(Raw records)
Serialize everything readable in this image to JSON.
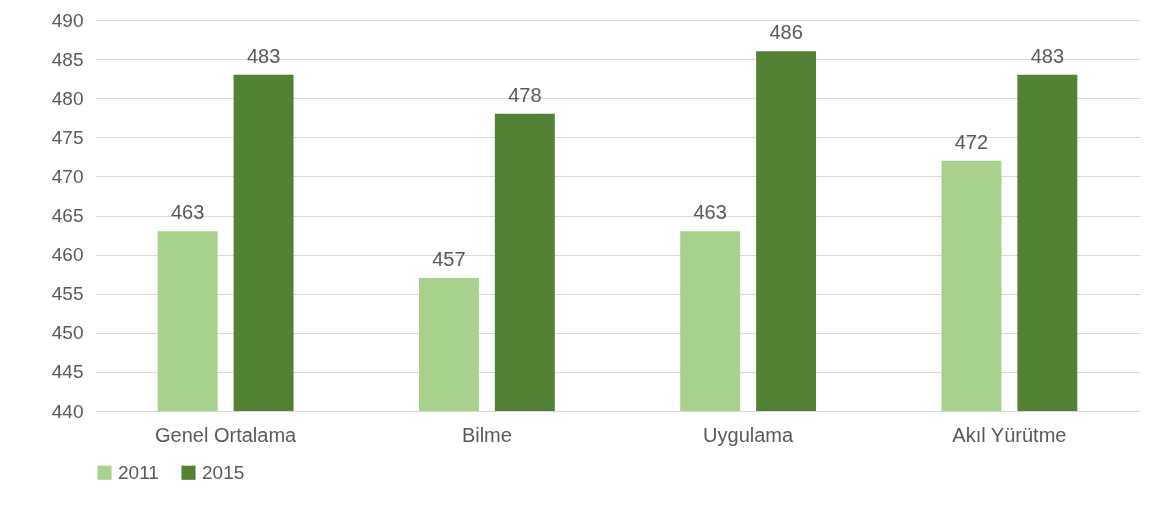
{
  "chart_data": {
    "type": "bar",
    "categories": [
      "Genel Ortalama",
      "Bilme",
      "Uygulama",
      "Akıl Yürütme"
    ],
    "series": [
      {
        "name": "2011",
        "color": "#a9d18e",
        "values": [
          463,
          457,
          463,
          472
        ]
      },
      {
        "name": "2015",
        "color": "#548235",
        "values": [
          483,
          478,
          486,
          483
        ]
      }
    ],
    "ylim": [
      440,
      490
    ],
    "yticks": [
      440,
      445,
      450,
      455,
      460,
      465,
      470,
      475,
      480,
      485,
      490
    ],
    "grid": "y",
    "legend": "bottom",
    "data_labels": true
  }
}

▸ **WHAT YOU SHOULD DO**
Output the records above exactly; leave out the pictures.

▸ **EXERCISE RESPONSE**
Serialize everything readable in this image to JSON.
{
  "chart_data": {
    "type": "bar",
    "categories": [
      "Genel Ortalama",
      "Bilme",
      "Uygulama",
      "Akıl Yürütme"
    ],
    "series": [
      {
        "name": "2011",
        "color": "#a9d18e",
        "values": [
          463,
          457,
          463,
          472
        ]
      },
      {
        "name": "2015",
        "color": "#548235",
        "values": [
          483,
          478,
          486,
          483
        ]
      }
    ],
    "ylim": [
      440,
      490
    ],
    "yticks": [
      440,
      445,
      450,
      455,
      460,
      465,
      470,
      475,
      480,
      485,
      490
    ],
    "grid": "y",
    "legend": "bottom",
    "data_labels": true
  }
}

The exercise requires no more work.